> **What you need to do**: Pull each line holding "ungerade" out of the entries below.

* BEGIN Records for the exercise *

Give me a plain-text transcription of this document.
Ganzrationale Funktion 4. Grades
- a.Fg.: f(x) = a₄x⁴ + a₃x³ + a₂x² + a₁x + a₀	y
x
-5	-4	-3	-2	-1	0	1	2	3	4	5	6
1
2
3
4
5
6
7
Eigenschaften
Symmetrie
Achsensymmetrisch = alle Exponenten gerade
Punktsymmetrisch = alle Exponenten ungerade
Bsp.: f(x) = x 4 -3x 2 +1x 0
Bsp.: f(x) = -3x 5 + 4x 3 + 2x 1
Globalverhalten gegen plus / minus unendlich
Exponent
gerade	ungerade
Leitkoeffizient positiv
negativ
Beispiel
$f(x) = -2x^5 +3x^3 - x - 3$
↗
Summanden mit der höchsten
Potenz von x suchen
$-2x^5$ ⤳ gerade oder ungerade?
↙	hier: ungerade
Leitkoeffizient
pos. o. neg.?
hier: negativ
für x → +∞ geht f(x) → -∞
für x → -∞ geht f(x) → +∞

* END Records for the exercise *

> **Written solution**:
Punktsymmetrisch = alle Exponenten ungerade
gerade	ungerade
$-2x^5$ ⤳ gerade oder ungerade?
↙	hier: ungerade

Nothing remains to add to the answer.